From the records, pick out and copy each line containing "help".

─── DATA SHOWN

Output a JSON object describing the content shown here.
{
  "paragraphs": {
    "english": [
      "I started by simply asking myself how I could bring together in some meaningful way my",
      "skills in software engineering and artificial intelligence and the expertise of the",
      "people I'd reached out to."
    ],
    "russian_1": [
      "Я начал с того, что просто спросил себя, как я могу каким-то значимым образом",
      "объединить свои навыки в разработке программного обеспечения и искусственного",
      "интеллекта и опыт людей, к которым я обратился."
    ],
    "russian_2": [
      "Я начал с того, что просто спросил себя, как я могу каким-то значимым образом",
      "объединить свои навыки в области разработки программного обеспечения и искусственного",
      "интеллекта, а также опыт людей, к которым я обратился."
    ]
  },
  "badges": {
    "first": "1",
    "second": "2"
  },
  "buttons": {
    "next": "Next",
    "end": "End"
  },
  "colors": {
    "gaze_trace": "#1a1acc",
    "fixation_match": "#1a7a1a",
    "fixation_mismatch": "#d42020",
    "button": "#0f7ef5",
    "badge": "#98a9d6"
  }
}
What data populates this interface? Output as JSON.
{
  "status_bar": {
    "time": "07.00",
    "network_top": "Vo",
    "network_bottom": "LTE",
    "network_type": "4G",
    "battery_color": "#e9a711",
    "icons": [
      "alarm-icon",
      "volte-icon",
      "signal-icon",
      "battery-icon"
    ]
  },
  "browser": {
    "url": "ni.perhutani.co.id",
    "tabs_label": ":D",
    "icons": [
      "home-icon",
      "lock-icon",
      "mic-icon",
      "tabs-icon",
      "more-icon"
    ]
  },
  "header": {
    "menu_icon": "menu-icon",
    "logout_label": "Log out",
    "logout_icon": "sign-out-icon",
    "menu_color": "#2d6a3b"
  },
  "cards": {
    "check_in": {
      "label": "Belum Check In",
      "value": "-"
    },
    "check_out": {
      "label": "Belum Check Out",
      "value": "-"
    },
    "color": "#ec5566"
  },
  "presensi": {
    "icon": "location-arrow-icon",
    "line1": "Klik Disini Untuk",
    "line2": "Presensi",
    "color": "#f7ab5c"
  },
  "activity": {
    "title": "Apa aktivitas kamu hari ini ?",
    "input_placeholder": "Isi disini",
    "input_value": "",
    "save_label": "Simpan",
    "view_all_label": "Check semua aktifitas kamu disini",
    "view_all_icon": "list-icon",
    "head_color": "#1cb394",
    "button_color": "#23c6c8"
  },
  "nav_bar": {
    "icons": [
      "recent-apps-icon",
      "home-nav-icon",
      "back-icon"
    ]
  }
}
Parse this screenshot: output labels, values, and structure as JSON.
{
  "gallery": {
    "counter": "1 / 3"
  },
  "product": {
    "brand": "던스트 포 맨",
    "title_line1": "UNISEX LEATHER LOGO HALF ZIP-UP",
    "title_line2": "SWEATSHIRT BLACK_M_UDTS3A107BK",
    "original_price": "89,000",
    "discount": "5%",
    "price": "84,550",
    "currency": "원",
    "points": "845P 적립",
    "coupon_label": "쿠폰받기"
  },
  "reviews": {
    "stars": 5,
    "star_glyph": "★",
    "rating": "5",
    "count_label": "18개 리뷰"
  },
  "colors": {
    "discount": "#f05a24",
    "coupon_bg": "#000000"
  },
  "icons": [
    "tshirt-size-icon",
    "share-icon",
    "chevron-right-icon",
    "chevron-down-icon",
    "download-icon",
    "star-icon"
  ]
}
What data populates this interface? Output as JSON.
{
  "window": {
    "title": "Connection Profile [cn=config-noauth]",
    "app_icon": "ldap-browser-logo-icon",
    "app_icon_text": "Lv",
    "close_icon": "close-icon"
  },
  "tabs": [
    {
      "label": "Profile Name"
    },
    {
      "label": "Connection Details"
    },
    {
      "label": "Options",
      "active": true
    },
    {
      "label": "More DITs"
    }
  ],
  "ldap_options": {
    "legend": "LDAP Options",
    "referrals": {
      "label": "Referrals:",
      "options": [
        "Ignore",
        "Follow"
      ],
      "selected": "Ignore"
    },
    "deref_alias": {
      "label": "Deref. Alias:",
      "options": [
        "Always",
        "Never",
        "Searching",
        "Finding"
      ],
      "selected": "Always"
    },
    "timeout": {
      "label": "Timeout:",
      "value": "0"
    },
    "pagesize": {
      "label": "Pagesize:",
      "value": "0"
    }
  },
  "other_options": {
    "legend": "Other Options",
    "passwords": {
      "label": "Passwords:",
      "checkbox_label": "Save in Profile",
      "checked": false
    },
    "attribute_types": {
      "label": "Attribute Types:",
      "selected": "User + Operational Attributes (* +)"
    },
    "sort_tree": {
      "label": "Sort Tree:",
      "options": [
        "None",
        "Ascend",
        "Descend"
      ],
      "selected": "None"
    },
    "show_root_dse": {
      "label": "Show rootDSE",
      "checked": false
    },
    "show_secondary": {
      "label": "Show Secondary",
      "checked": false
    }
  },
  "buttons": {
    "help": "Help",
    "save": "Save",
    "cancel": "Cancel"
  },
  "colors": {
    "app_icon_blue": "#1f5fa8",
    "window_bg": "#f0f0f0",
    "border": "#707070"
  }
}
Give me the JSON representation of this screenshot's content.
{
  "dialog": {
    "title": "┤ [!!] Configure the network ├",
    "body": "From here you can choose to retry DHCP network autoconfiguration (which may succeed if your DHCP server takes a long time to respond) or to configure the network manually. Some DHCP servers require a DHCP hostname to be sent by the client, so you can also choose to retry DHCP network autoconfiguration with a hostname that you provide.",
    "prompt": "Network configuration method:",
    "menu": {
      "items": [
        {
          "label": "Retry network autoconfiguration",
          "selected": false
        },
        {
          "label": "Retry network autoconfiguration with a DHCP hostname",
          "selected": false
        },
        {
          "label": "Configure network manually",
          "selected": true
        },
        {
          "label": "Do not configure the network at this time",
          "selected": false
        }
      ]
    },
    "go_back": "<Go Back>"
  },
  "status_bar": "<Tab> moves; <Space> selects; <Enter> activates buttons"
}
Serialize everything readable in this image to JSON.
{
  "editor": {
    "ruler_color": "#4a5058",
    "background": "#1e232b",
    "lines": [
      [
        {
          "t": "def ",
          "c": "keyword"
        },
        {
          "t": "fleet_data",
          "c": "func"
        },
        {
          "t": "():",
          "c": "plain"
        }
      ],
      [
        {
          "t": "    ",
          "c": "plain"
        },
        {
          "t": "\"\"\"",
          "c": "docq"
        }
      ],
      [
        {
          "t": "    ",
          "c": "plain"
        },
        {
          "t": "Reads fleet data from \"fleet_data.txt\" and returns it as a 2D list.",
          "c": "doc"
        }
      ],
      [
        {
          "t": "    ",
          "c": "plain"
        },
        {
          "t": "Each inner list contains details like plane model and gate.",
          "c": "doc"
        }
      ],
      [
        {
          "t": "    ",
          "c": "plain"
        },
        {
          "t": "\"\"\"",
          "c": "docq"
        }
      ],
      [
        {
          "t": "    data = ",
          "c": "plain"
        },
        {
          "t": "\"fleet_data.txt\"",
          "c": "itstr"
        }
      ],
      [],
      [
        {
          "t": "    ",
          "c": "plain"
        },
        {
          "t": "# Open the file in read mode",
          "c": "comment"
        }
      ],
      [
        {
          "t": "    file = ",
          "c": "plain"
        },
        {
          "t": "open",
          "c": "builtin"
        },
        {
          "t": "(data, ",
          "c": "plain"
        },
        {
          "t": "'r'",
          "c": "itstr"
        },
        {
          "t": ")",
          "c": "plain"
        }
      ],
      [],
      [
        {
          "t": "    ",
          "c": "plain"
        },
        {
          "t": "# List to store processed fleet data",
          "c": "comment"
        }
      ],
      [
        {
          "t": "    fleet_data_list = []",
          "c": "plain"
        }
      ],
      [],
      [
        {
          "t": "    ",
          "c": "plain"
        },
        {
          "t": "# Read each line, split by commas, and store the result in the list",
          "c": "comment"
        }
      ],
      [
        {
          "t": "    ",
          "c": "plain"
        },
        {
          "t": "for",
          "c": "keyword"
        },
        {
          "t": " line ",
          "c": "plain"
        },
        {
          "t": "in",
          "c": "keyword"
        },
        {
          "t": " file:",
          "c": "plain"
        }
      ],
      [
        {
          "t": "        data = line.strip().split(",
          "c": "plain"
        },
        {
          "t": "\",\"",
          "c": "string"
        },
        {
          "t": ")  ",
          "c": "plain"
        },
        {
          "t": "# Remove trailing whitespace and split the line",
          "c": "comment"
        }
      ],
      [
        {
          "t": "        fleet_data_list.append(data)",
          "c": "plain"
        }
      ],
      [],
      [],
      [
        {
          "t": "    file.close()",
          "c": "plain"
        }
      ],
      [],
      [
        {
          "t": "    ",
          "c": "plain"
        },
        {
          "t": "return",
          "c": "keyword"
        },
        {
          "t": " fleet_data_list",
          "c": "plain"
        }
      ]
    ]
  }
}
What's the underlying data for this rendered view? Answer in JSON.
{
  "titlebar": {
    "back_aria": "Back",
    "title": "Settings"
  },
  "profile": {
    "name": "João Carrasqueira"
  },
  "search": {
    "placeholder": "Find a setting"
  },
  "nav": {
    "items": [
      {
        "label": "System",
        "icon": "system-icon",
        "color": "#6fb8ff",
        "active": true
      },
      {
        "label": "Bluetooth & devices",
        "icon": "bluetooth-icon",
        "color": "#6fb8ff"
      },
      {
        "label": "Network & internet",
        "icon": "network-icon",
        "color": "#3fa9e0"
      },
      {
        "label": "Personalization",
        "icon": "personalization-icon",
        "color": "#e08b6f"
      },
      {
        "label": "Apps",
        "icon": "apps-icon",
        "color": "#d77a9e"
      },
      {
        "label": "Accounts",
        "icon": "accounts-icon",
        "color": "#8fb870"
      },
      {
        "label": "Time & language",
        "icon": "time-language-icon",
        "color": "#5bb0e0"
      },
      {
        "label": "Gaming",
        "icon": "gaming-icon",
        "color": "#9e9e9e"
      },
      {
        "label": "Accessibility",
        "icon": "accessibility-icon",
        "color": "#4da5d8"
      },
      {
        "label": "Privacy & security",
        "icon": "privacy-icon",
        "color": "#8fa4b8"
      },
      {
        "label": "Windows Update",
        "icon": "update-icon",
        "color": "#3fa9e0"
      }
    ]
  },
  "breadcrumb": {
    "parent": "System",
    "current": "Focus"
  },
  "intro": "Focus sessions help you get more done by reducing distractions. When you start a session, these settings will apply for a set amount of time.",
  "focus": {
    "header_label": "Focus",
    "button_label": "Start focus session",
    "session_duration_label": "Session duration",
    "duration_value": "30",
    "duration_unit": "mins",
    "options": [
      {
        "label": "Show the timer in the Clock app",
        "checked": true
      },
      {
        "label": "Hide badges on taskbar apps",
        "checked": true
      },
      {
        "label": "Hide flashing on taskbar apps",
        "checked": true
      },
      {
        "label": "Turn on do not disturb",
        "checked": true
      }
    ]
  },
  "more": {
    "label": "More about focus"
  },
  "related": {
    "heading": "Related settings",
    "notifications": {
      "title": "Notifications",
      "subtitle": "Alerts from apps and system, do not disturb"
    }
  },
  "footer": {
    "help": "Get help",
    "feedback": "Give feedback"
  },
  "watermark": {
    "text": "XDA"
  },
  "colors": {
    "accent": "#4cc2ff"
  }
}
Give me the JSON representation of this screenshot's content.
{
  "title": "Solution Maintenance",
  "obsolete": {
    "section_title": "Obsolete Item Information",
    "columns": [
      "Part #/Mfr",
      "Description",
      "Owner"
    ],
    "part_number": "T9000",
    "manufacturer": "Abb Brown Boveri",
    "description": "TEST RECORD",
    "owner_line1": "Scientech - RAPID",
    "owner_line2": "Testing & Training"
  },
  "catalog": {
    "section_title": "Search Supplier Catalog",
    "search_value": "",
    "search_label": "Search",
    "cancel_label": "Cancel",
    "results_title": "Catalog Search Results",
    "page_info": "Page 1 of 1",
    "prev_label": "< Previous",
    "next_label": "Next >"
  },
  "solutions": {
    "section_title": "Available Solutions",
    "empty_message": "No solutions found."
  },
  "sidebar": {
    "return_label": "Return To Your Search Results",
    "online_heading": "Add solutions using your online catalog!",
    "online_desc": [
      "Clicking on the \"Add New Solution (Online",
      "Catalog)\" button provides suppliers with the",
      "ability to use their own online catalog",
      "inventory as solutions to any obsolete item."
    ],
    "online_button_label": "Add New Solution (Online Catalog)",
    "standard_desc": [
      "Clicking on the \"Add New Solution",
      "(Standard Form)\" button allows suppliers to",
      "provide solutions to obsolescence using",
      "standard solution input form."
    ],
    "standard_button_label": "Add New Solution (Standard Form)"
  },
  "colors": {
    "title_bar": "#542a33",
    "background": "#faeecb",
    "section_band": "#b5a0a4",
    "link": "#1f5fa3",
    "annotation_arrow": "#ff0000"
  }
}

──────

■ ANSWER TO THIS EXERCISE ■
    "help": "Help",
  "intro": "Focus sessions help you get more done by reducing distractions. When you start a session, these settings will apply for a set amount of time.",
    "help": "Get help",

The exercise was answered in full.